_Written problem:_ Reproduce the data below verbatim, every line in order, with nothing changed or left out.

_Supplied records:_
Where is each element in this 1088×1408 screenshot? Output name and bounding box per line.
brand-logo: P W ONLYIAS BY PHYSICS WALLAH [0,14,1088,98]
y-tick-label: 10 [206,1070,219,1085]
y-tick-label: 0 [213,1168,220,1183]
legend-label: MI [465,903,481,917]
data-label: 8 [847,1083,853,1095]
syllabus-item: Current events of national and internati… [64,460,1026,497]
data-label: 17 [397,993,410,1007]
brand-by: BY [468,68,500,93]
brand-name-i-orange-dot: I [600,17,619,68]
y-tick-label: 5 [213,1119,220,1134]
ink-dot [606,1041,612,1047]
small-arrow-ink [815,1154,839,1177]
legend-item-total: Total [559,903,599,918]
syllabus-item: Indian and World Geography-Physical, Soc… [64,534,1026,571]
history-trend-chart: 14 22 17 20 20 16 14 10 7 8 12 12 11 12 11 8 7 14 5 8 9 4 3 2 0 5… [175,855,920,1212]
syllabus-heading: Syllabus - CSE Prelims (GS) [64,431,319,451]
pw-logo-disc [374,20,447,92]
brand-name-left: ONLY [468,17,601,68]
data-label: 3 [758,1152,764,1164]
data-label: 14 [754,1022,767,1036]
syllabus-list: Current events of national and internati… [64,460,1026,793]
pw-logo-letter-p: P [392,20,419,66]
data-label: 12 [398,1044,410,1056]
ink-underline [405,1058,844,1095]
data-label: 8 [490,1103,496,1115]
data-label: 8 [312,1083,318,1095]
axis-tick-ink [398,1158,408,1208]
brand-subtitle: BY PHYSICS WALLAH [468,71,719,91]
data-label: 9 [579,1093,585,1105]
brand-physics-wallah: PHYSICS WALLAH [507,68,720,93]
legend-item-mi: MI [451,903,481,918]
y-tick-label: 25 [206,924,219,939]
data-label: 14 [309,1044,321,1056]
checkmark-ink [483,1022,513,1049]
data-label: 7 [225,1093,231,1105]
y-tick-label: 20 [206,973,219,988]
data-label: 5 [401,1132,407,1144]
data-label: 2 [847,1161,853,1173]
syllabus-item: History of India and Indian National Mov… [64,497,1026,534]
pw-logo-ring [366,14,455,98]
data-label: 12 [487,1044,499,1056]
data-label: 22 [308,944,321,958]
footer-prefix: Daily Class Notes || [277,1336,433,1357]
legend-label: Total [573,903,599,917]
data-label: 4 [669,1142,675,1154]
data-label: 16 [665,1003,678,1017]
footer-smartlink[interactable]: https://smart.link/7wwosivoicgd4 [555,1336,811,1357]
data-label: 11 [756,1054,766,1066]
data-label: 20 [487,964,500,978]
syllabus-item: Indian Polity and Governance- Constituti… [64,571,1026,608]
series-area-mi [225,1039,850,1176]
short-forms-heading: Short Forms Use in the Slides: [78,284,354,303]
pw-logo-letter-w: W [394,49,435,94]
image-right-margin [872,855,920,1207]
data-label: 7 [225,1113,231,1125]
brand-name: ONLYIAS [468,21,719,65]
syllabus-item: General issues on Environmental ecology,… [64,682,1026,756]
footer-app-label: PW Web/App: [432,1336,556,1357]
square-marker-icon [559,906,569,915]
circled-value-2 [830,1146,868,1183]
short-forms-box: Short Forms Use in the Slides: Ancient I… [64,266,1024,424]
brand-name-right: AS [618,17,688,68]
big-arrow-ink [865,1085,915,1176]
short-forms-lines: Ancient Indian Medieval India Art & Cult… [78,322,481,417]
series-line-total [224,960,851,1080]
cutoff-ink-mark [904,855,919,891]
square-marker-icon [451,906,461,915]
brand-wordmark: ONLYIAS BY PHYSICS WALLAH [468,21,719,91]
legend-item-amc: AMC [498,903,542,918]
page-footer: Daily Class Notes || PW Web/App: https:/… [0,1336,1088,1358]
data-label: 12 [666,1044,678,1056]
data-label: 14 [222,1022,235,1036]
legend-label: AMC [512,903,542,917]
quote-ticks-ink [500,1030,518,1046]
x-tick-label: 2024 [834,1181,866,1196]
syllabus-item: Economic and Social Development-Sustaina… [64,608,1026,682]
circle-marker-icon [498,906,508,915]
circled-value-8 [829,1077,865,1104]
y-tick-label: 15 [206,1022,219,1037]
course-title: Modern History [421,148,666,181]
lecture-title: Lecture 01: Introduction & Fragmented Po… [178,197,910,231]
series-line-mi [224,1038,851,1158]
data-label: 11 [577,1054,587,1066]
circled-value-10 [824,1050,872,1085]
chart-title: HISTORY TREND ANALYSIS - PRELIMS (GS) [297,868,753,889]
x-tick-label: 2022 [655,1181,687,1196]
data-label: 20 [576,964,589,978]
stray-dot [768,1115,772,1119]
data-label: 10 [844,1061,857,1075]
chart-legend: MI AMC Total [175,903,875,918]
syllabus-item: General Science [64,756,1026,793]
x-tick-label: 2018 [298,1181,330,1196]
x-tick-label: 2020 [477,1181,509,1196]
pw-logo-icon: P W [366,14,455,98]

_Solution to the exercise:_
Where is each element in this 1088×1408 screenshot? Output name and bounding box per line.
brand-logo: P W ONLYIAS BY PHYSICS WALLAH [0,14,1088,98]
y-tick-label: 10 [206,1070,219,1085]
y-tick-label: 0 [213,1168,220,1183]
legend-label: MI [465,903,481,917]
data-label: 8 [847,1083,853,1095]
syllabus-item: Current events of national and internati… [64,460,1026,497]
data-label: 17 [397,993,410,1007]
brand-by: BY [468,68,500,93]
brand-name-i-orange-dot: I [600,17,619,68]
y-tick-label: 5 [213,1119,220,1134]
ink-dot [606,1041,612,1047]
small-arrow-ink [815,1154,839,1177]
legend-item-total: Total [559,903,599,918]
syllabus-item: Indian and World Geography-Physical, Soc… [64,534,1026,571]
history-trend-chart: 14 22 17 20 20 16 14 10 7 8 12 12 11 12 11 8 7 14 5 8 9 4 3 2 0 5… [175,855,920,1212]
syllabus-heading: Syllabus - CSE Prelims (GS) [64,431,319,451]
pw-logo-disc [374,20,447,92]
brand-name-left: ONLY [468,17,601,68]
data-label: 3 [758,1152,764,1164]
data-label: 14 [754,1022,767,1036]
syllabus-list: Current events of national and internati… [64,460,1026,793]
pw-logo-letter-p: P [392,20,419,66]
data-label: 12 [398,1044,410,1056]
ink-underline [405,1058,844,1095]
data-label: 8 [490,1103,496,1115]
data-label: 8 [312,1083,318,1095]
axis-tick-ink [398,1158,408,1208]
brand-subtitle: BY PHYSICS WALLAH [468,71,719,91]
data-label: 9 [579,1093,585,1105]
brand-physics-wallah: PHYSICS WALLAH [507,68,720,93]
legend-item-mi: MI [451,903,481,918]
y-tick-label: 25 [206,924,219,939]
data-label: 14 [309,1044,321,1056]
checkmark-ink [483,1022,513,1049]
data-label: 7 [225,1093,231,1105]
y-tick-label: 20 [206,973,219,988]
data-label: 5 [401,1132,407,1144]
data-label: 2 [847,1161,853,1173]
syllabus-item: History of India and Indian National Mov… [64,497,1026,534]
pw-logo-ring [366,14,455,98]
data-label: 12 [487,1044,499,1056]
data-label: 22 [308,944,321,958]
footer-prefix: Daily Class Notes || [277,1336,433,1357]
legend-label: Total [573,903,599,917]
data-label: 4 [669,1142,675,1154]
data-label: 16 [665,1003,678,1017]
footer-smartlink[interactable]: https://smart.link/7wwosivoicgd4 [555,1336,811,1357]
data-label: 11 [756,1054,766,1066]
data-label: 20 [487,964,500,978]
syllabus-item: Indian Polity and Governance- Constituti… [64,571,1026,608]
series-area-mi [225,1039,850,1176]
short-forms-heading: Short Forms Use in the Slides: [78,284,354,303]
pw-logo-letter-w: W [394,49,435,94]
image-right-margin [872,855,920,1207]
data-label: 7 [225,1113,231,1125]
brand-name: ONLYIAS [468,21,719,65]
syllabus-item: General issues on Environmental ecology,… [64,682,1026,756]
footer-app-label: PW Web/App: [432,1336,556,1357]
square-marker-icon [559,906,569,915]
circled-value-2 [830,1146,868,1183]
short-forms-box: Short Forms Use in the Slides: Ancient I… [64,266,1024,424]
brand-name-right: AS [618,17,688,68]
big-arrow-ink [865,1085,915,1176]
short-forms-lines: Ancient Indian Medieval India Art & Cult… [78,322,481,417]
series-line-total [224,960,851,1080]
cutoff-ink-mark [904,855,919,891]
square-marker-icon [451,906,461,915]
brand-wordmark: ONLYIAS BY PHYSICS WALLAH [468,21,719,91]
legend-item-amc: AMC [498,903,542,918]
page-footer: Daily Class Notes || PW Web/App: https:/… [0,1336,1088,1358]
data-label: 12 [666,1044,678,1056]
data-label: 14 [222,1022,235,1036]
legend-label: AMC [512,903,542,917]
quote-ticks-ink [500,1030,518,1046]
x-tick-label: 2024 [834,1181,866,1196]
syllabus-item: Economic and Social Development-Sustaina… [64,608,1026,682]
circle-marker-icon [498,906,508,915]
circled-value-8 [829,1077,865,1104]
y-tick-label: 15 [206,1022,219,1037]
course-title: Modern History [421,148,666,181]
lecture-title: Lecture 01: Introduction & Fragmented Po… [178,197,910,231]
series-line-mi [224,1038,851,1158]
data-label: 11 [577,1054,587,1066]
circled-value-10 [824,1050,872,1085]
chart-title: HISTORY TREND ANALYSIS - PRELIMS (GS) [297,868,753,889]
x-tick-label: 2022 [655,1181,687,1196]
data-label: 20 [576,964,589,978]
stray-dot [768,1115,772,1119]
data-label: 10 [844,1061,857,1075]
chart-legend: MI AMC Total [175,903,875,918]
syllabus-item: General Science [64,756,1026,793]
x-tick-label: 2018 [298,1181,330,1196]
x-tick-label: 2020 [477,1181,509,1196]
pw-logo-icon: P W [366,14,455,98]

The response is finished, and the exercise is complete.